⟨

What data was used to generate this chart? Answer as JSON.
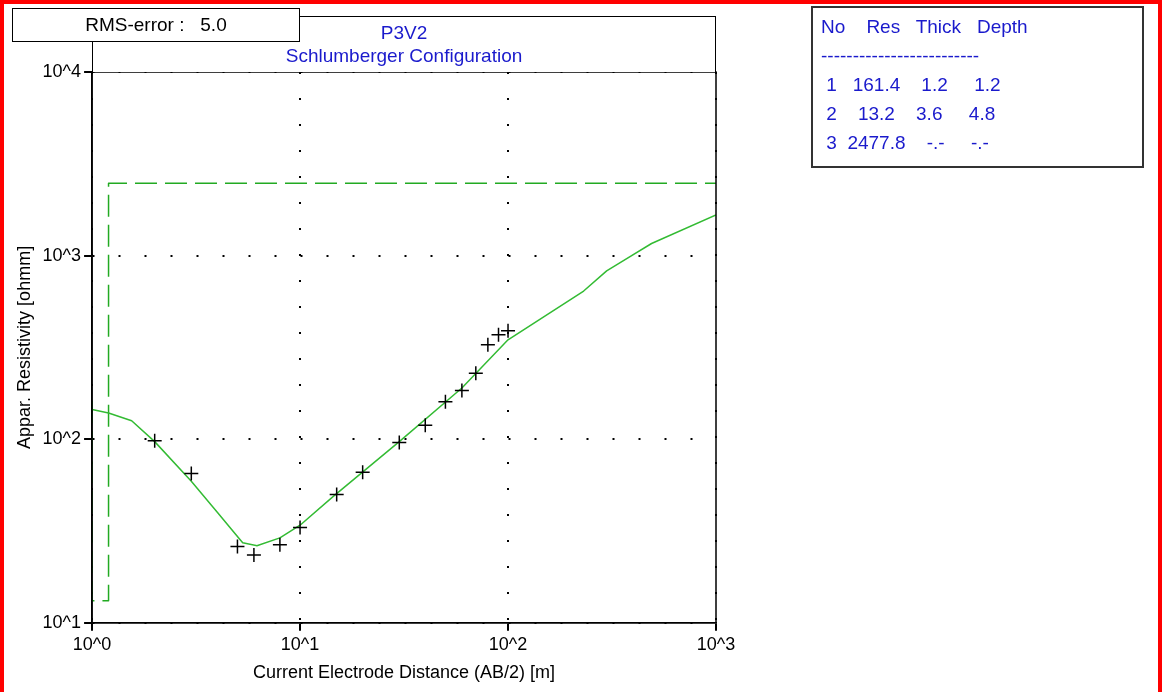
{
  "chart_data": {
    "type": "scatter",
    "title": "P3V2",
    "subtitle": "Schlumberger Configuration",
    "xlabel": "Current Electrode Distance (AB/2) [m]",
    "ylabel": "Appar. Resistivity [ohmm]",
    "log": "xy",
    "xlim": [
      1,
      1000
    ],
    "ylim": [
      10,
      10000
    ],
    "xticks": [
      {
        "value": 1,
        "label": "10^0"
      },
      {
        "value": 10,
        "label": "10^1"
      },
      {
        "value": 100,
        "label": "10^2"
      },
      {
        "value": 1000,
        "label": "10^3"
      }
    ],
    "yticks": [
      {
        "value": 10,
        "label": "10^1"
      },
      {
        "value": 100,
        "label": "10^2"
      },
      {
        "value": 1000,
        "label": "10^3"
      },
      {
        "value": 10000,
        "label": "10^4"
      }
    ],
    "grid": true,
    "legend": false,
    "series": [
      {
        "marker": "cross",
        "color": "#000000",
        "x": [
          2,
          3,
          5,
          6,
          8,
          10,
          15,
          20,
          30,
          40,
          50,
          60,
          70,
          80,
          90,
          100
        ],
        "values": [
          98,
          65,
          26,
          23.4,
          26.6,
          33,
          50,
          66,
          96,
          119,
          160,
          184,
          229,
          327,
          371,
          390
        ]
      },
      {
        "type": "line",
        "marker": "none",
        "color": "#33bb33",
        "x": [
          1,
          1.2,
          1.55,
          2,
          3,
          4,
          5,
          5.3,
          6.2,
          8,
          10,
          14.5,
          30,
          60,
          100,
          231,
          298,
          490,
          1000
        ],
        "values": [
          145,
          139,
          126,
          97,
          59,
          40,
          29.5,
          27.3,
          26.3,
          29,
          34,
          49,
          97,
          190,
          348,
          641,
          826,
          1164,
          1663
        ]
      },
      {
        "type": "step",
        "marker": "none",
        "line_style": "dashed",
        "color": "#22aa22",
        "x": [
          1,
          1.2,
          4.8,
          1000
        ],
        "values": [
          161.4,
          13.2,
          2477.8,
          2477.8
        ]
      }
    ],
    "annotations": [
      "RMS-error :   5.0",
      "No    Res   Thick   Depth",
      "-------------------------",
      " 1   161.4    1.2     1.2",
      " 2    13.2    3.6     4.8",
      " 3  2477.8    -.-     -.-"
    ]
  }
}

⟩

* Short exercise *
Pictures in the records must not appear in the copy; transcribe everything else precisely.

* Finished task *
What data was used to generate this chart? Answer as JSON.
{
  "chart_data": {
    "type": "scatter",
    "title": "P3V2",
    "subtitle": "Schlumberger Configuration",
    "xlabel": "Current Electrode Distance (AB/2) [m]",
    "ylabel": "Appar. Resistivity [ohmm]",
    "log": "xy",
    "xlim": [
      1,
      1000
    ],
    "ylim": [
      10,
      10000
    ],
    "xticks": [
      {
        "value": 1,
        "label": "10^0"
      },
      {
        "value": 10,
        "label": "10^1"
      },
      {
        "value": 100,
        "label": "10^2"
      },
      {
        "value": 1000,
        "label": "10^3"
      }
    ],
    "yticks": [
      {
        "value": 10,
        "label": "10^1"
      },
      {
        "value": 100,
        "label": "10^2"
      },
      {
        "value": 1000,
        "label": "10^3"
      },
      {
        "value": 10000,
        "label": "10^4"
      }
    ],
    "grid": true,
    "legend": false,
    "series": [
      {
        "marker": "cross",
        "color": "#000000",
        "x": [
          2,
          3,
          5,
          6,
          8,
          10,
          15,
          20,
          30,
          40,
          50,
          60,
          70,
          80,
          90,
          100
        ],
        "values": [
          98,
          65,
          26,
          23.4,
          26.6,
          33,
          50,
          66,
          96,
          119,
          160,
          184,
          229,
          327,
          371,
          390
        ]
      },
      {
        "type": "line",
        "marker": "none",
        "color": "#33bb33",
        "x": [
          1,
          1.2,
          1.55,
          2,
          3,
          4,
          5,
          5.3,
          6.2,
          8,
          10,
          14.5,
          30,
          60,
          100,
          231,
          298,
          490,
          1000
        ],
        "values": [
          145,
          139,
          126,
          97,
          59,
          40,
          29.5,
          27.3,
          26.3,
          29,
          34,
          49,
          97,
          190,
          348,
          641,
          826,
          1164,
          1663
        ]
      },
      {
        "type": "step",
        "marker": "none",
        "line_style": "dashed",
        "color": "#22aa22",
        "x": [
          1,
          1.2,
          4.8,
          1000
        ],
        "values": [
          161.4,
          13.2,
          2477.8,
          2477.8
        ]
      }
    ],
    "annotations": [
      "RMS-error :   5.0",
      "No    Res   Thick   Depth",
      "-------------------------",
      " 1   161.4    1.2     1.2",
      " 2    13.2    3.6     4.8",
      " 3  2477.8    -.-     -.-"
    ]
  }
}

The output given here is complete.